Requirements: Find every line with the word "true". Copy those lines.

[Stored data]
-=-=-

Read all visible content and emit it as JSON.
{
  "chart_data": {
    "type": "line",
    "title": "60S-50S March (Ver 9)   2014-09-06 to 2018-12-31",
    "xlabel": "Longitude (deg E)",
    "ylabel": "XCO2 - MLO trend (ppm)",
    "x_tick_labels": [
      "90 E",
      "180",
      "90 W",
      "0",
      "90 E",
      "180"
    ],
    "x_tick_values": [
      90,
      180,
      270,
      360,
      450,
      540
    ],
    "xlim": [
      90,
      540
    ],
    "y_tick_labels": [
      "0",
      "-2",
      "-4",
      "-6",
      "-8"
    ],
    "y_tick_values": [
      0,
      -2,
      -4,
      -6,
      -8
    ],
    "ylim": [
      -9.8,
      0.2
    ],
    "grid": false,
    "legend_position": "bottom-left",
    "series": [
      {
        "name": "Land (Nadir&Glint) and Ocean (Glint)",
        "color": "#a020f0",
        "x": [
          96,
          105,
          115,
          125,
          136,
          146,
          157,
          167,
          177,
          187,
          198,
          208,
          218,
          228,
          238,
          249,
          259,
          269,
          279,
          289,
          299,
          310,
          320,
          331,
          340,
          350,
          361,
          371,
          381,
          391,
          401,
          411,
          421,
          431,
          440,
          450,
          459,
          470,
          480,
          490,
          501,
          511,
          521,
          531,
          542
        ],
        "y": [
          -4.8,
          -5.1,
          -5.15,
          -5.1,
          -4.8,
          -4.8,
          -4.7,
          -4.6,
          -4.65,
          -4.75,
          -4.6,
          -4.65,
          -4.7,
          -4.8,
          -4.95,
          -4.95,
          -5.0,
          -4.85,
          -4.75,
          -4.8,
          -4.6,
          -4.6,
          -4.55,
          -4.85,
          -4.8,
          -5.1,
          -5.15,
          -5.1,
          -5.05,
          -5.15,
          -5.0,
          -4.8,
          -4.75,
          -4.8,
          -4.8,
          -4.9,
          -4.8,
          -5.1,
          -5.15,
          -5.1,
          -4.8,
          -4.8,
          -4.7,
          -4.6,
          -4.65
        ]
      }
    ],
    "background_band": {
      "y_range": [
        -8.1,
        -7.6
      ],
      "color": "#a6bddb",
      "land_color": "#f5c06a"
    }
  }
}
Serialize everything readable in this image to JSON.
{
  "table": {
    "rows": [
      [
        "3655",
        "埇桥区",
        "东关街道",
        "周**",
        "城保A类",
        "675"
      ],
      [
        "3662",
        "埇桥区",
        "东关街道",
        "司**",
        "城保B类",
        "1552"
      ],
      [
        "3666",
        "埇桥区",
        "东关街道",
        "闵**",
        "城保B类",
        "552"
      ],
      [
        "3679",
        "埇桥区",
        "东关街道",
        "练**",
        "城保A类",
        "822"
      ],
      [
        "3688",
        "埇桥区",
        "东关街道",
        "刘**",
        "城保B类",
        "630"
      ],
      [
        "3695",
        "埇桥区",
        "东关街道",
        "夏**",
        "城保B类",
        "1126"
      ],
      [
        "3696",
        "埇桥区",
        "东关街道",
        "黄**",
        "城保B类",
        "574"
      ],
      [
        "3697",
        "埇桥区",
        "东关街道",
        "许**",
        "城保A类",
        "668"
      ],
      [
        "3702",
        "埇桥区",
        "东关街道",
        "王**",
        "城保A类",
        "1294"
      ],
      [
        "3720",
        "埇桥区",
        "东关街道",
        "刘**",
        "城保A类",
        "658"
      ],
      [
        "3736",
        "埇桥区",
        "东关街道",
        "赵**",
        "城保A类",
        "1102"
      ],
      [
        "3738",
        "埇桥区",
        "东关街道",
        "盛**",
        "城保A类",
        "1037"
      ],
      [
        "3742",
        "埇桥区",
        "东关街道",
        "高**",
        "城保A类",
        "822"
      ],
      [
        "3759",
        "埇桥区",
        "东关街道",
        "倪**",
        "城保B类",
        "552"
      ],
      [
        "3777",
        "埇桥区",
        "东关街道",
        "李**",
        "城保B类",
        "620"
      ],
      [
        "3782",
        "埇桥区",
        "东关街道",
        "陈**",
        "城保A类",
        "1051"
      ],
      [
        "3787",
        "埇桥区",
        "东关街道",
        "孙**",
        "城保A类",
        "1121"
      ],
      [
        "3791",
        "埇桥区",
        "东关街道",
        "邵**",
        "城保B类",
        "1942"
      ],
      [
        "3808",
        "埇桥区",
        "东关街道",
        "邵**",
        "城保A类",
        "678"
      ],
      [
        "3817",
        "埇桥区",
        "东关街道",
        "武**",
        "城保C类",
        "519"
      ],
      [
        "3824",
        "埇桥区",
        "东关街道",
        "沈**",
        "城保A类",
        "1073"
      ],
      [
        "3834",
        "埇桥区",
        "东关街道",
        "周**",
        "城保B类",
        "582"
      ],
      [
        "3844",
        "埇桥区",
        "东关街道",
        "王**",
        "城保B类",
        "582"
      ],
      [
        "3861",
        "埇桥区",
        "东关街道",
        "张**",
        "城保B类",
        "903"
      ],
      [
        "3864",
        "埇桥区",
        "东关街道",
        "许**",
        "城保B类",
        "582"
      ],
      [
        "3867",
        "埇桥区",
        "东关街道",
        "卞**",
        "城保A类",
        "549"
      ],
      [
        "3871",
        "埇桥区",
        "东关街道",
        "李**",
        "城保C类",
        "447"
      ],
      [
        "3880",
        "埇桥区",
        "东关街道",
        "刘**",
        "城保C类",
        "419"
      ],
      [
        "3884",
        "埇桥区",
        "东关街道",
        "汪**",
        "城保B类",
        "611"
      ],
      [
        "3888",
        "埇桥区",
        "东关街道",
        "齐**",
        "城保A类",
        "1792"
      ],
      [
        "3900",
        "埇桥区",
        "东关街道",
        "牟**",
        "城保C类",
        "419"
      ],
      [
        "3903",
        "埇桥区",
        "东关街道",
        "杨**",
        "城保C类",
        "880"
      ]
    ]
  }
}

-=-=-

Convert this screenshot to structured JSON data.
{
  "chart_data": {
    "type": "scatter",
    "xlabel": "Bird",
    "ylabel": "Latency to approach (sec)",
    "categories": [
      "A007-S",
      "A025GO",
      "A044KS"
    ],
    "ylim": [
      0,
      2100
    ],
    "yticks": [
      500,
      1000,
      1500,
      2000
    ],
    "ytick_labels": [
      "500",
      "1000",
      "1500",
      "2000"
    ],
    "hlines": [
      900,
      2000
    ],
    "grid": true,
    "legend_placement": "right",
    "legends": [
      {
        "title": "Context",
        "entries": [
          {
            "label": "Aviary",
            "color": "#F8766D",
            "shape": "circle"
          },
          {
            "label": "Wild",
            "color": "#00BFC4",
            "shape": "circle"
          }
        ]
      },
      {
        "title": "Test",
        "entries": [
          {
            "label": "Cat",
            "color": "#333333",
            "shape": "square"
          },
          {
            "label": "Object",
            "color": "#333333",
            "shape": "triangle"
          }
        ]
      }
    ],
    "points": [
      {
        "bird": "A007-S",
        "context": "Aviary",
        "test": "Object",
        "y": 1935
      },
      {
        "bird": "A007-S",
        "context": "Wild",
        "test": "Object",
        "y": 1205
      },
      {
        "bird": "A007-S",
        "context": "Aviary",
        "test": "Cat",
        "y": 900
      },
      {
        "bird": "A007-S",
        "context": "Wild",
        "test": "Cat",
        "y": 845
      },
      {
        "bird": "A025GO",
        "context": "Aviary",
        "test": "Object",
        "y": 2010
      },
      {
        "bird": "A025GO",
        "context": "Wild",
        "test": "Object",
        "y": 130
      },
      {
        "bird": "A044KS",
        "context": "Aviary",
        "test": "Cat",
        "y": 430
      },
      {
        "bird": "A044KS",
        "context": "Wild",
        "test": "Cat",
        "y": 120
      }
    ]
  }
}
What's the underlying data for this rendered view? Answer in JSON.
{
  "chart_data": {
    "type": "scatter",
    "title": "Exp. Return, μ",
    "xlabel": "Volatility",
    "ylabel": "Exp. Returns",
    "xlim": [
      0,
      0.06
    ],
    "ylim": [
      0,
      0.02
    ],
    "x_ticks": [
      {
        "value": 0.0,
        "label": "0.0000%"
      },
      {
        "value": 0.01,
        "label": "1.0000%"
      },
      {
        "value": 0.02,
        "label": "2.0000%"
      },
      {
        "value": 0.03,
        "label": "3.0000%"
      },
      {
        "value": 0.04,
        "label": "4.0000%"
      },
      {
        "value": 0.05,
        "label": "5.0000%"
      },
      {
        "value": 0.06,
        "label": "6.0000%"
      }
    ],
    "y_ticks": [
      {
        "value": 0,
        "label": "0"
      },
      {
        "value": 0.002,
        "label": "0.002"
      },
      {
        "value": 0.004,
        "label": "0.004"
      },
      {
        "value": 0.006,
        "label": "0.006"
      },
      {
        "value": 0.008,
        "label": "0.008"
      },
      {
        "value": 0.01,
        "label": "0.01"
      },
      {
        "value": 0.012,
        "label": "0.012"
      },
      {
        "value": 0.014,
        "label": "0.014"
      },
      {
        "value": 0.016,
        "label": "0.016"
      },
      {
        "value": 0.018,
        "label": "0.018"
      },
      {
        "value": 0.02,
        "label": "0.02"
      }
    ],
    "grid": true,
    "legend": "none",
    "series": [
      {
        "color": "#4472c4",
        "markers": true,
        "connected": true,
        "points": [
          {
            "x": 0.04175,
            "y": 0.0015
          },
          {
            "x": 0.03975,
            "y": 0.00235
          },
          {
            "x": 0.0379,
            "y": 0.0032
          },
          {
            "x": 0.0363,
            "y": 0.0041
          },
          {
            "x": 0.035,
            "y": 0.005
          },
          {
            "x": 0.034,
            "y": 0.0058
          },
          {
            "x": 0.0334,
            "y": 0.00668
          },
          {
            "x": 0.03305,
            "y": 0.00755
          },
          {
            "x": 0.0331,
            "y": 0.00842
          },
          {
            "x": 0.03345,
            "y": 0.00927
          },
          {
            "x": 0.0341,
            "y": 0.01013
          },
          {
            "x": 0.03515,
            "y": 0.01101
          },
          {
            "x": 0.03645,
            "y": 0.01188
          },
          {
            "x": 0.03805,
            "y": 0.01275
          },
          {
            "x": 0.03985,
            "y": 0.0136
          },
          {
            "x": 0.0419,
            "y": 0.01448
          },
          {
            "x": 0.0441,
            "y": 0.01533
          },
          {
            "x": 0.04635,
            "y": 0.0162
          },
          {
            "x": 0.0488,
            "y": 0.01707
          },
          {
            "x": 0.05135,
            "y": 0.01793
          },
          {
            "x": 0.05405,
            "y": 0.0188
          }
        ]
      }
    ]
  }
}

-=-=-

Result of the exercise:
    "grid": true,
    "grid": true,
        "markers": true,
        "connected": true,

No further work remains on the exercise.